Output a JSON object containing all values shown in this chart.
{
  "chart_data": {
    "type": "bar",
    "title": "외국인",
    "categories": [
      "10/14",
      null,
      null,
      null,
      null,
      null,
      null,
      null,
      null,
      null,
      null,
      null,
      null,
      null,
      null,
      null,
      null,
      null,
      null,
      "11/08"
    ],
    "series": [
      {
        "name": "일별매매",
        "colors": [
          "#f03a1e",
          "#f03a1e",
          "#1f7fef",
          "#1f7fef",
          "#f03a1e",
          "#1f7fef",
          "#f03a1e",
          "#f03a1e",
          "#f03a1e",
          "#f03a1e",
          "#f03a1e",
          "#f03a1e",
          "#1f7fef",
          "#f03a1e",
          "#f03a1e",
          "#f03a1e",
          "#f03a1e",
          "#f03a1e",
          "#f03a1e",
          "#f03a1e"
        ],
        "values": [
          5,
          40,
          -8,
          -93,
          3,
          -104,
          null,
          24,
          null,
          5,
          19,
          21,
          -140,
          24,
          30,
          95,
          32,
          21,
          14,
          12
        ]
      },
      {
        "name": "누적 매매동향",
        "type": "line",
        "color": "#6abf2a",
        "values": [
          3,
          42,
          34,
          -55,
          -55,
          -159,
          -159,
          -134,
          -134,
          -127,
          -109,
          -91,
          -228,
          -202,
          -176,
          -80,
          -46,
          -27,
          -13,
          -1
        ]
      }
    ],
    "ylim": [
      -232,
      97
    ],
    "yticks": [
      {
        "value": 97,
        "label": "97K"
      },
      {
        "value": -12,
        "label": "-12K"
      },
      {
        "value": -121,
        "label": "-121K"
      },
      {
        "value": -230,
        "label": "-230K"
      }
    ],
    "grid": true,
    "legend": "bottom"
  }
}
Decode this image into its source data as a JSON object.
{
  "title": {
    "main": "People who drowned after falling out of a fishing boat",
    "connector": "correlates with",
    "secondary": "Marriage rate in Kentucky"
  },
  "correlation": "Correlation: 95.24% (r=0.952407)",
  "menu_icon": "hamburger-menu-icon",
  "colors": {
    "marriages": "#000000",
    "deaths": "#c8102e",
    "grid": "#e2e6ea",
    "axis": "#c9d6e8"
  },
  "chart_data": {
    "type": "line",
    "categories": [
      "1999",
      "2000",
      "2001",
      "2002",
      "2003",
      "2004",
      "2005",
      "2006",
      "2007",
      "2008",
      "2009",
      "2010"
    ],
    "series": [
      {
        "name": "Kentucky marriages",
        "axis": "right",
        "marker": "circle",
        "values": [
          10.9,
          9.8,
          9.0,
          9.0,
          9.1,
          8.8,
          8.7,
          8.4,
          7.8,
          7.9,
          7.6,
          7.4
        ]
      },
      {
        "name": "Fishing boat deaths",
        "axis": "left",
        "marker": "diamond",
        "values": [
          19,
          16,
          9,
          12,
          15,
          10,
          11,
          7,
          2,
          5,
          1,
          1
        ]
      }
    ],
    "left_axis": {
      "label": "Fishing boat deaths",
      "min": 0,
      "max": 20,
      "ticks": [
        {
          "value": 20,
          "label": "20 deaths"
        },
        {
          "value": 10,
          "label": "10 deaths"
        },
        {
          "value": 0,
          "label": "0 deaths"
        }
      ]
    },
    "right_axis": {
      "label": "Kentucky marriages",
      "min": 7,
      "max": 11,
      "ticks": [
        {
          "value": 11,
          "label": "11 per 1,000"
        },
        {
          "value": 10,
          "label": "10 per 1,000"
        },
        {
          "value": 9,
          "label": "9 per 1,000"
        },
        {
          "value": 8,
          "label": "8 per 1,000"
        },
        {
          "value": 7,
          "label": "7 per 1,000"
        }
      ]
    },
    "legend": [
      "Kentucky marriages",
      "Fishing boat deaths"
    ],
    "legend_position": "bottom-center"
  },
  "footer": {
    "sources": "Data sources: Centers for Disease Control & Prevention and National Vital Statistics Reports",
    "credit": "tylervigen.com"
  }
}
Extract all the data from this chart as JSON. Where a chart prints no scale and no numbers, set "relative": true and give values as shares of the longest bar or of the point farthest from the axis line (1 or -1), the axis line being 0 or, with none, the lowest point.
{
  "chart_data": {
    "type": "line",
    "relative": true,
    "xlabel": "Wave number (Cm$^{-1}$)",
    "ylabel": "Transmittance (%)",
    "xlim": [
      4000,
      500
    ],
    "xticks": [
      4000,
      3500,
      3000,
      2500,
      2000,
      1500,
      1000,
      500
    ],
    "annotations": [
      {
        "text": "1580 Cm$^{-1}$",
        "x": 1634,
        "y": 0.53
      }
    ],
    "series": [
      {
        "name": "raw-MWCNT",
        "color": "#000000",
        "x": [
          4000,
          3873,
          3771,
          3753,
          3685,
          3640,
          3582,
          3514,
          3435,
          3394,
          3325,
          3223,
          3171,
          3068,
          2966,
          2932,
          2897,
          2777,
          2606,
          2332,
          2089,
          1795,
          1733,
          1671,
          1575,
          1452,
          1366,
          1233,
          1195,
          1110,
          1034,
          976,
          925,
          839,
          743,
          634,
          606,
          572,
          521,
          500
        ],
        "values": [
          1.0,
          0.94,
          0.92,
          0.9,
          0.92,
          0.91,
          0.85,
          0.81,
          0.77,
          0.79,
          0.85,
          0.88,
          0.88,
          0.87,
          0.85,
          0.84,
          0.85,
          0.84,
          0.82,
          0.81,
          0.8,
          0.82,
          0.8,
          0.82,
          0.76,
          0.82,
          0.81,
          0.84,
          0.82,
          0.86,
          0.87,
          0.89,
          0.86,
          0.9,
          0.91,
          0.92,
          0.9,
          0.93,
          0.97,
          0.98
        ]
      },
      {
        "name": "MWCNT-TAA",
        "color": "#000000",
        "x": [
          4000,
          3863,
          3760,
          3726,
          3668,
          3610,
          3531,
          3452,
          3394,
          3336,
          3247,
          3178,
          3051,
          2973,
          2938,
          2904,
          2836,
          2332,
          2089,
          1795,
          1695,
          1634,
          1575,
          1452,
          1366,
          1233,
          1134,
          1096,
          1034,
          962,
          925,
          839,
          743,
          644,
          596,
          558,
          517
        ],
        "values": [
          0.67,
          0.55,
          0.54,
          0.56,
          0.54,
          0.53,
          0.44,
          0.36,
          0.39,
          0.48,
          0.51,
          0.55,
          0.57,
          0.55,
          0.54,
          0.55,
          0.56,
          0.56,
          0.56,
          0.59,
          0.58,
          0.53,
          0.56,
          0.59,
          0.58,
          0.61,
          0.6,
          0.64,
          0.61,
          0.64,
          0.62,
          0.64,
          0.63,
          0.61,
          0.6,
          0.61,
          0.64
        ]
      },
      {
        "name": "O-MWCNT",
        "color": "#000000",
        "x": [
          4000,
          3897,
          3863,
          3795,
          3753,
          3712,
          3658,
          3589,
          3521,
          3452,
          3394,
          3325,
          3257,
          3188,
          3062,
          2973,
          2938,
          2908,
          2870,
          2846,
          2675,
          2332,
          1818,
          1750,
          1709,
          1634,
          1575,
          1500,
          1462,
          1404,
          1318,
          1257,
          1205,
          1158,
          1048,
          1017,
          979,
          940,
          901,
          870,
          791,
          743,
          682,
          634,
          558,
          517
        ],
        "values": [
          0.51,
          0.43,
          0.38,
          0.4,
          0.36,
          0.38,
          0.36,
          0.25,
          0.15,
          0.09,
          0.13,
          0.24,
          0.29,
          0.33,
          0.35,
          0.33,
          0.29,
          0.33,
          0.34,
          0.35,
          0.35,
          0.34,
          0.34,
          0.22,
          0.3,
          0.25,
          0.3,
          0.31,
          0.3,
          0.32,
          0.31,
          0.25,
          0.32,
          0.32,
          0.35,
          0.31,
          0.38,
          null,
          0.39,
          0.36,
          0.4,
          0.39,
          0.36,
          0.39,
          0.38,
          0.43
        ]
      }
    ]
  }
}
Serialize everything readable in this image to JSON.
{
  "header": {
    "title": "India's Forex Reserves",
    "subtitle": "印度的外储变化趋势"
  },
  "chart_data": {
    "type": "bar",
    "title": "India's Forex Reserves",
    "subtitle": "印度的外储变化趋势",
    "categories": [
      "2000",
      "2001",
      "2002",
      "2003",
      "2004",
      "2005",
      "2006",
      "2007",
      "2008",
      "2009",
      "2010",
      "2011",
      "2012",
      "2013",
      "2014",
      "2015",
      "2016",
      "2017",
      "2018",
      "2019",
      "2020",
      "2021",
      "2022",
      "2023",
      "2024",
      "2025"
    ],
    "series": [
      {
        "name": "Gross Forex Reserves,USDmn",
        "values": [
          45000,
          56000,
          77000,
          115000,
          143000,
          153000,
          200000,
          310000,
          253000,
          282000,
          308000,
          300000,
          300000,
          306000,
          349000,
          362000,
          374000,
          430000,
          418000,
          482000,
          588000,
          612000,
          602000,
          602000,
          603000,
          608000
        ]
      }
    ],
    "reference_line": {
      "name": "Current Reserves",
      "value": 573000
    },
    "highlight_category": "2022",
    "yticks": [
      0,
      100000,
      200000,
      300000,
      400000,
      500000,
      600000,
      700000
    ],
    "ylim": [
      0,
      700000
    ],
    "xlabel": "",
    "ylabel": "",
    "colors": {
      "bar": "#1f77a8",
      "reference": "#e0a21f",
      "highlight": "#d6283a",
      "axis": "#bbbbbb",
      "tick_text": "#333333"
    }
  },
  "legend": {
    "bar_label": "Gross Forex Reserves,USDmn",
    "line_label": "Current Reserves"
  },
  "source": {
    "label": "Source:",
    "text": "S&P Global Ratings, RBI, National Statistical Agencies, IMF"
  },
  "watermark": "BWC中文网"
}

:: SHORT TASK ::
Which lines of the data above contain "marriages"? Copy each one.

:: COMPLETED EXERCISE ::
    "marriages": "#000000",
        "name": "Kentucky marriages",
      "label": "Kentucky marriages",
      "Kentucky marriages",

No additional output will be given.